* [Exercise inputs]:

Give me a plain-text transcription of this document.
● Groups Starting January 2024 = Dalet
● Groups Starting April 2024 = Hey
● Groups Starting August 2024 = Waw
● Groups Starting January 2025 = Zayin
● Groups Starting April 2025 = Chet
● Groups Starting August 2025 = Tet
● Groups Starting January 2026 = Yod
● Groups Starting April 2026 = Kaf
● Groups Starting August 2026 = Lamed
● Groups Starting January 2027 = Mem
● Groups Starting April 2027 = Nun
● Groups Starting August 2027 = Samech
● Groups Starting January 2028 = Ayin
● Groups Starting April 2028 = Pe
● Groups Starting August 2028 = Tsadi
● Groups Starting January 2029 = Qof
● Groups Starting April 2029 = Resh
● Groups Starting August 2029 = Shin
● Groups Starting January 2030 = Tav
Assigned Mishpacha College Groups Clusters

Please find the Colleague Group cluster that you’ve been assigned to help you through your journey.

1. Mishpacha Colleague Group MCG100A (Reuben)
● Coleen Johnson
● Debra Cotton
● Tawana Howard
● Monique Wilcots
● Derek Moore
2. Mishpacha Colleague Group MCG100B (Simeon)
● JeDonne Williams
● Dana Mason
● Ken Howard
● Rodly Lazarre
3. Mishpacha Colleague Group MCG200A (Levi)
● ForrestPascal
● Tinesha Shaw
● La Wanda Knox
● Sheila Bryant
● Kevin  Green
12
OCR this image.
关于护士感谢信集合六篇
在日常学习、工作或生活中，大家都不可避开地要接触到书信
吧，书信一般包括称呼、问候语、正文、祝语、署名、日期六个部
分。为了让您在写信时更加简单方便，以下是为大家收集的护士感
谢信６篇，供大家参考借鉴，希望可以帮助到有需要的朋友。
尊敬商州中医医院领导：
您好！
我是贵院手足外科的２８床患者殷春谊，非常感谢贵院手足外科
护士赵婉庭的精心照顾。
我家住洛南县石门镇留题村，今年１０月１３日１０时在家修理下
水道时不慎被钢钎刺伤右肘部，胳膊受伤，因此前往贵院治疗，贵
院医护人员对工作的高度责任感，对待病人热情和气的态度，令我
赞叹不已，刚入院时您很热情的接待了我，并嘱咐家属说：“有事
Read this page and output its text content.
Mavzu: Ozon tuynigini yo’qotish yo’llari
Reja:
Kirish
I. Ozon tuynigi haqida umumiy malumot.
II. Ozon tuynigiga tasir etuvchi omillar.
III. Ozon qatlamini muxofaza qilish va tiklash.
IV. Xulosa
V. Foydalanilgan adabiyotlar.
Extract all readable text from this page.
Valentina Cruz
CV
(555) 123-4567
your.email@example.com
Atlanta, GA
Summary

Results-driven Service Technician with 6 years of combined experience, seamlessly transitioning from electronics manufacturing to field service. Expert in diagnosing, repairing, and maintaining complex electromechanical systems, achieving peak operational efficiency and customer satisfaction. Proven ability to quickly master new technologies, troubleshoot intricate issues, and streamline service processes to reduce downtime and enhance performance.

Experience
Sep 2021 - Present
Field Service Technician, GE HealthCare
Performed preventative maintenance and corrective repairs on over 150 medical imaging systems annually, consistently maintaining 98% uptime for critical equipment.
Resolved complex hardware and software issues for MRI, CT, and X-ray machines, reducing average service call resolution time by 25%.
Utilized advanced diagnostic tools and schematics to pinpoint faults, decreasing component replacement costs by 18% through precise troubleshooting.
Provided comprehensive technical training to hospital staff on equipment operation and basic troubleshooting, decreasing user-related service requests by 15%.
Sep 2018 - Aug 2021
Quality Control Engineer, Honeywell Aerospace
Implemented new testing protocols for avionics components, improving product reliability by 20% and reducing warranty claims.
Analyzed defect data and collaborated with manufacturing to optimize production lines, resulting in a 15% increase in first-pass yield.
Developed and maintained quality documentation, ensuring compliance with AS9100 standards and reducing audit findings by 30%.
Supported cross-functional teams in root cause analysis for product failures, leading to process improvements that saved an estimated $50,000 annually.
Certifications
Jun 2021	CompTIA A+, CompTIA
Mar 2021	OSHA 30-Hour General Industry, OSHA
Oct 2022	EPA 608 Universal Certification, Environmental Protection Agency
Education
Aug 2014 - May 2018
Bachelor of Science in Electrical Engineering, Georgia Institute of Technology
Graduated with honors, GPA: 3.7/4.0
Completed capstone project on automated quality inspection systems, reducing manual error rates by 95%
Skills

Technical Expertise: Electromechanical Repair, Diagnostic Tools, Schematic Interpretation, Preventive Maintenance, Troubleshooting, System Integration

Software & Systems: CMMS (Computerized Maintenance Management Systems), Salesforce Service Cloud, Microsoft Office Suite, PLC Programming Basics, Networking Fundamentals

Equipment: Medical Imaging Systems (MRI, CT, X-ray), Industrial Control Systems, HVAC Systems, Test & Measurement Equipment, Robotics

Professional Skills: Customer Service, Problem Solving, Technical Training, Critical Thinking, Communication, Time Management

* [Set task]: Pick out each line containing "maintaining" and report it.

* [Answer to the task]:
Results-driven Service Technician with 6 years of combined experience, seamlessly transitioning from electronics manufacturing to field service. Expert in diagnosing, repairing, and maintaining complex electromechanical systems, achieving peak operational efficiency and customer satisfaction. Proven ability to quickly master new technologies, troubleshoot intricate issues, and streamline service processes to reduce downtime and enhance performance.
Performed preventative maintenance and corrective repairs on over 150 medical imaging systems annually, consistently maintaining 98% uptime for critical equipment.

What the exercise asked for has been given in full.